◆ EXERCISE DETAILS ◆
From the listing below, pull out all lines with "text" in them.

◆ ROWS ◆
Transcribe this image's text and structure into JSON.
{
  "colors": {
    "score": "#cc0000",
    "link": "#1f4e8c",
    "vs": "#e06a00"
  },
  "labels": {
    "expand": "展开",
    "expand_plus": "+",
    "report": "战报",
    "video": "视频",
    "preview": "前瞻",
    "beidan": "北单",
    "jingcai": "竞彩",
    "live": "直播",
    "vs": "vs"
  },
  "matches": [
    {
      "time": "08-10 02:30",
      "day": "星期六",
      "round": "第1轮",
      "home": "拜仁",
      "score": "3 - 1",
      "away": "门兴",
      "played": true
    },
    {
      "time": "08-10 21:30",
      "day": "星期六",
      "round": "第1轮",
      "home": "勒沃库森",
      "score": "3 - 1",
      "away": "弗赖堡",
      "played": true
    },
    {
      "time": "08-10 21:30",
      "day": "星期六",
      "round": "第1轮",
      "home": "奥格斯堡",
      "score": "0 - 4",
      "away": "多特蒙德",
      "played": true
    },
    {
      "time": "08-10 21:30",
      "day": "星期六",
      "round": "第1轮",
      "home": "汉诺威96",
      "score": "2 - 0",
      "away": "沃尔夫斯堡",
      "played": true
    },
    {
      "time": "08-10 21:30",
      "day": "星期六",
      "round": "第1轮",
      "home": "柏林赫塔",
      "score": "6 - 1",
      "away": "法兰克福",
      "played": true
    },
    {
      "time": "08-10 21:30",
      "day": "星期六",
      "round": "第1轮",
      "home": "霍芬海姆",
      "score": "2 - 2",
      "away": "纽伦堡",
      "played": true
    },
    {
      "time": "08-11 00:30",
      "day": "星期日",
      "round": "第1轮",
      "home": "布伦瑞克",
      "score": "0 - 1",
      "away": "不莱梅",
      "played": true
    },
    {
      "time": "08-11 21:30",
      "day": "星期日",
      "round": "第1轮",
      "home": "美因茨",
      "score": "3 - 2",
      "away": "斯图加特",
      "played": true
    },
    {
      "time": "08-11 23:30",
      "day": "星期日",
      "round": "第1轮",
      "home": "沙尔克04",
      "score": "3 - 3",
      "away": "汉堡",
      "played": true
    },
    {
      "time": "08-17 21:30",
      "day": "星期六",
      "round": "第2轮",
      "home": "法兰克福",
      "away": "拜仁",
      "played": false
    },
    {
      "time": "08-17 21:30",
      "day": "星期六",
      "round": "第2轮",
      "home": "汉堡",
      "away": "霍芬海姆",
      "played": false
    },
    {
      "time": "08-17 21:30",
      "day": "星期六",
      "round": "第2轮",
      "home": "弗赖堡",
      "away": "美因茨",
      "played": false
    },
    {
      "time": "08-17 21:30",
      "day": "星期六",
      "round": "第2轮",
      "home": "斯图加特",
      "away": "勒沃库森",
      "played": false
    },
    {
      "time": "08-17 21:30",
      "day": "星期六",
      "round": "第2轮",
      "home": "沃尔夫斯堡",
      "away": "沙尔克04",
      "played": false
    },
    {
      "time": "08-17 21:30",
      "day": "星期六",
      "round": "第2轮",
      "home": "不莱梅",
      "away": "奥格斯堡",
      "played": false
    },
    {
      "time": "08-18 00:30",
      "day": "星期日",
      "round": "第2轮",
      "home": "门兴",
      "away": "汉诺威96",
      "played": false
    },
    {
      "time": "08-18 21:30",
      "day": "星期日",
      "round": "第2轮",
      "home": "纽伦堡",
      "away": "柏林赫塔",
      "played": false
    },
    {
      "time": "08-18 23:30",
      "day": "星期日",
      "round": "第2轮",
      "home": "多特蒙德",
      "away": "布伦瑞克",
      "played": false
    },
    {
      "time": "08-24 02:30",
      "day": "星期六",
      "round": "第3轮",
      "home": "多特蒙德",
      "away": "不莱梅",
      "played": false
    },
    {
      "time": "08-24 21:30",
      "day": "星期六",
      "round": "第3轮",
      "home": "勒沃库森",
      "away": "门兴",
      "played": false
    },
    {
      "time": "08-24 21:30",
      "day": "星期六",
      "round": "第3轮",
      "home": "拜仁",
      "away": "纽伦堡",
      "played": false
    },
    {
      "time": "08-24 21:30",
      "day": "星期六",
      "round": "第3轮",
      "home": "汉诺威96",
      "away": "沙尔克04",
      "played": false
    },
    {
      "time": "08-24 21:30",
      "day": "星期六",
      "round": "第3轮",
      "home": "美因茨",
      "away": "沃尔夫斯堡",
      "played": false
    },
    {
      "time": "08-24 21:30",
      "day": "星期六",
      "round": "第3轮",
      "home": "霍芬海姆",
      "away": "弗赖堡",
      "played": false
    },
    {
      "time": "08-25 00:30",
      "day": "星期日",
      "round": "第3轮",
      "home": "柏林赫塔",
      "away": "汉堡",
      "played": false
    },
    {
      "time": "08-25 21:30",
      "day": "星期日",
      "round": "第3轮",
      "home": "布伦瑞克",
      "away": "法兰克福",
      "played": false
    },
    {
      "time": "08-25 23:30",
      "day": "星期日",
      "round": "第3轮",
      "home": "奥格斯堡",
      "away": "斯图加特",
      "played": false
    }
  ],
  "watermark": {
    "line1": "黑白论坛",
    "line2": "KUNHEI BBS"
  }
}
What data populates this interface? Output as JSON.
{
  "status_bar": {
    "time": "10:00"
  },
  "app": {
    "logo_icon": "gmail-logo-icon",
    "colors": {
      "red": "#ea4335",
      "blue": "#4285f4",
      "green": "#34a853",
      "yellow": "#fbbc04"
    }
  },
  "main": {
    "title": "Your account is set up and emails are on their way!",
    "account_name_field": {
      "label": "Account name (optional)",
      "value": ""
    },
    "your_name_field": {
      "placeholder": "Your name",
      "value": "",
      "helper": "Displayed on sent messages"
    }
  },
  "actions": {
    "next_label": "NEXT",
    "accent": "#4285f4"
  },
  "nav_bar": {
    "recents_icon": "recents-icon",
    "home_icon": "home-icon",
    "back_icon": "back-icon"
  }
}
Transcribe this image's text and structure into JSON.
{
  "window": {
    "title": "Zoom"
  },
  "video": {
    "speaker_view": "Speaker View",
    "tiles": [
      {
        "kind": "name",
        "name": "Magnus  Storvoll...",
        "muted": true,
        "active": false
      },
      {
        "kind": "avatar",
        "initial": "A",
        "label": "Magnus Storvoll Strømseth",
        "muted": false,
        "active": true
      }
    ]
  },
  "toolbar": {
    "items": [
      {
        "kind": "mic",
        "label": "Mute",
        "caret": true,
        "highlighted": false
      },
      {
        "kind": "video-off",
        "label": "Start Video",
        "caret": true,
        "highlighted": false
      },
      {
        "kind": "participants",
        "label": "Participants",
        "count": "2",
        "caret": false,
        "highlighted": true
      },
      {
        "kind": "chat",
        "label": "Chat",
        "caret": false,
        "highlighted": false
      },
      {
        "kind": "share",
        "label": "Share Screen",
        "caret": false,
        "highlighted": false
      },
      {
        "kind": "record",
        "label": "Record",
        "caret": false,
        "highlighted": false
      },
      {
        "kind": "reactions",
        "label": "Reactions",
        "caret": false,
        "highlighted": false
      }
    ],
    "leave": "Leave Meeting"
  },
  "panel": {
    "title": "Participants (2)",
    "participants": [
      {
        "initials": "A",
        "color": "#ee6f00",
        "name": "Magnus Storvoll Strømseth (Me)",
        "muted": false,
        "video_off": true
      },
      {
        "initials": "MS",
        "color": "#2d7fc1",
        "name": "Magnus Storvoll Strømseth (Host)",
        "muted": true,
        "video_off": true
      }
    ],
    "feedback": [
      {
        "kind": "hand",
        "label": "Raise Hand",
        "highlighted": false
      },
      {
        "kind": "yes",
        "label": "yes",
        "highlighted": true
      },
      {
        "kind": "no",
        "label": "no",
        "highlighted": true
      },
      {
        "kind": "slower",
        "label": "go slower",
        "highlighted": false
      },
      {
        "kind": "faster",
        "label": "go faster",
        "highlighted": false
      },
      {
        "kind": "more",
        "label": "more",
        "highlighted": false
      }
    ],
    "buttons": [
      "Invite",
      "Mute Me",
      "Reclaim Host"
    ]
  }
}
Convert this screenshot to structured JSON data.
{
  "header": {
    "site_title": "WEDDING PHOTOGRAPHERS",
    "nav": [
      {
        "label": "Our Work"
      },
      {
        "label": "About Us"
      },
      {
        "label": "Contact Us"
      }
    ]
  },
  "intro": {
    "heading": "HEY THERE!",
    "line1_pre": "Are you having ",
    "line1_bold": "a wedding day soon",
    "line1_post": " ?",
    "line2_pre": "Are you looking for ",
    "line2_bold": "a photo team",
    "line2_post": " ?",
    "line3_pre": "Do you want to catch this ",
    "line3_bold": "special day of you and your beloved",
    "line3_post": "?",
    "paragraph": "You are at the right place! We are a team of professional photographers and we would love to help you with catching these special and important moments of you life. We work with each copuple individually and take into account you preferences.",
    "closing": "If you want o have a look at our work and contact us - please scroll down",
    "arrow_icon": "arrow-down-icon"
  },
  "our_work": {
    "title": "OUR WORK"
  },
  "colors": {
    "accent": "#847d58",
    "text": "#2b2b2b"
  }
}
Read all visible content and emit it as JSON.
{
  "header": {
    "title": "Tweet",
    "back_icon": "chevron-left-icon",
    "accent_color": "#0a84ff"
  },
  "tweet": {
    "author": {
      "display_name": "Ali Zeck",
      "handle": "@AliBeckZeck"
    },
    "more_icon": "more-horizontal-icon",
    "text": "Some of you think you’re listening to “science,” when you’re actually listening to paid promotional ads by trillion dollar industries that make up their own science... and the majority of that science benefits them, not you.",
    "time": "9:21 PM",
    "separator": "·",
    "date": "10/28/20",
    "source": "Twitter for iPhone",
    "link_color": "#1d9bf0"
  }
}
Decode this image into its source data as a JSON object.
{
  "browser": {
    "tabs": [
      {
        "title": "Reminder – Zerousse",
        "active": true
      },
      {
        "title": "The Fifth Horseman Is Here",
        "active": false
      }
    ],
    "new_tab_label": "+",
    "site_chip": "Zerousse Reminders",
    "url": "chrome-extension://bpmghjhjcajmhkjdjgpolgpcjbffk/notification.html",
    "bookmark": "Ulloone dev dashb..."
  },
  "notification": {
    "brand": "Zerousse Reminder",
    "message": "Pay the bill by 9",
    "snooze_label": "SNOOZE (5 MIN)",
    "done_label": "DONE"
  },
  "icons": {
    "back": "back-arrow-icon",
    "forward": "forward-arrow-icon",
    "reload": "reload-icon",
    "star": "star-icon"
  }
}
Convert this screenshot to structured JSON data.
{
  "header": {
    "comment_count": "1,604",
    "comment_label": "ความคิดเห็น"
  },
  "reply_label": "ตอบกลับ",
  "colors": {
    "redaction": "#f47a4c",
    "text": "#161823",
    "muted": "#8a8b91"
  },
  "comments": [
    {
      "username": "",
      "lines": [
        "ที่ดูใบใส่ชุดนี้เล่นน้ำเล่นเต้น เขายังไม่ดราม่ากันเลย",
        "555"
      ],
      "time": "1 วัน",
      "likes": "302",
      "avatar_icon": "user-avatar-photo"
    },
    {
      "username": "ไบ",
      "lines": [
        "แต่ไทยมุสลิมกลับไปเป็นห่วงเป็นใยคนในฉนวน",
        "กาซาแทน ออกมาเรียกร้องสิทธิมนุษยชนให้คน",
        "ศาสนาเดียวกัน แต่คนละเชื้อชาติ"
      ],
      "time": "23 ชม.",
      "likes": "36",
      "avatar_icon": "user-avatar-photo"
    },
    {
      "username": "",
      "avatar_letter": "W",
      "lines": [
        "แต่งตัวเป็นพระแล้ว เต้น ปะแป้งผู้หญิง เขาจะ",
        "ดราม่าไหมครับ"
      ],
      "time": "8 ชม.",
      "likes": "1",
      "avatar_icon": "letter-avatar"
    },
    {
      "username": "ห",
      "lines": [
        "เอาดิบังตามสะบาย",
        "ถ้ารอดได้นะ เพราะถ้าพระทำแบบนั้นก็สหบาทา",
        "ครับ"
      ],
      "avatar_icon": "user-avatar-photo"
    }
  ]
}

◆ WRITTEN RESPONSE ◆
Transcribe this image's text and structure into JSON.
Transcribe this image's text and structure into JSON.
    "text": "#2b2b2b"
    "text": "Some of you think you’re listening to “science,” when you’re actually listening to paid promotional ads by trillion dollar industries that make up their own science... and the majority of that science benefits them, not you.",
    "text": "#161823",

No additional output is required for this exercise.